## START

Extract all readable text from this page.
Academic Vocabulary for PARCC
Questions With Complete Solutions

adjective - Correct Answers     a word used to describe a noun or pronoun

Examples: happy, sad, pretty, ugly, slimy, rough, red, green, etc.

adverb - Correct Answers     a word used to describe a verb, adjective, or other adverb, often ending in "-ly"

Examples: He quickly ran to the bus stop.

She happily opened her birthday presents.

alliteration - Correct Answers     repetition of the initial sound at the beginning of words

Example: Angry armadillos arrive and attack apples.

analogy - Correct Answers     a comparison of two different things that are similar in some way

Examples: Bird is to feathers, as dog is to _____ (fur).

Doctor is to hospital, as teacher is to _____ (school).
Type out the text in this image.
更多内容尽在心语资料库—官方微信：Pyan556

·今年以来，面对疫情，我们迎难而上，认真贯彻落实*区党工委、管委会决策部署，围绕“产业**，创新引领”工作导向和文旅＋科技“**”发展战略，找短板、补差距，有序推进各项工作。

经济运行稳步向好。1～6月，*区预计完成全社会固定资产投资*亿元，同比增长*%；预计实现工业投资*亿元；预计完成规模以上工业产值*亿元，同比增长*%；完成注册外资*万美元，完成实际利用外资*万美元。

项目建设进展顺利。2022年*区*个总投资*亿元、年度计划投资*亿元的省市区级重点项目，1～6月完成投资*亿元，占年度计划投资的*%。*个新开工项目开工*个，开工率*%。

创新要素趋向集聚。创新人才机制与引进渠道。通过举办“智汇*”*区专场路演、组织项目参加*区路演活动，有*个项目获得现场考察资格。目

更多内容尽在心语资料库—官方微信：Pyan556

## END

— GOAL OF THE EXERCISE —
Every line above should be printed again exactly as it stands.

— WRITTEN REPLY —
Extract all readable text from this page.
Academic Vocabulary for PARCC
Questions With Complete Solutions

adjective - Correct Answers     a word used to describe a noun or pronoun

Examples: happy, sad, pretty, ugly, slimy, rough, red, green, etc.

adverb - Correct Answers     a word used to describe a verb, adjective, or other adverb, often ending in "-ly"

Examples: He quickly ran to the bus stop.

She happily opened her birthday presents.

alliteration - Correct Answers     repetition of the initial sound at the beginning of words

Example: Angry armadillos arrive and attack apples.

analogy - Correct Answers     a comparison of two different things that are similar in some way

Examples: Bird is to feathers, as dog is to _____ (fur).

Doctor is to hospital, as teacher is to _____ (school).
Type out the text in this image.
更多内容尽在心语资料库—官方微信：Pyan556

·今年以来，面对疫情，我们迎难而上，认真贯彻落实*区党工委、管委会决策部署，围绕“产业**，创新引领”工作导向和文旅＋科技“**”发展战略，找短板、补差距，有序推进各项工作。

经济运行稳步向好。1～6月，*区预计完成全社会固定资产投资*亿元，同比增长*%；预计实现工业投资*亿元；预计完成规模以上工业产值*亿元，同比增长*%；完成注册外资*万美元，完成实际利用外资*万美元。

项目建设进展顺利。2022年*区*个总投资*亿元、年度计划投资*亿元的省市区级重点项目，1～6月完成投资*亿元，占年度计划投资的*%。*个新开工项目开工*个，开工率*%。

创新要素趋向集聚。创新人才机制与引进渠道。通过举办“智汇*”*区专场路演、组织项目参加*区路演活动，有*个项目获得现场考察资格。目

更多内容尽在心语资料库—官方微信：Pyan556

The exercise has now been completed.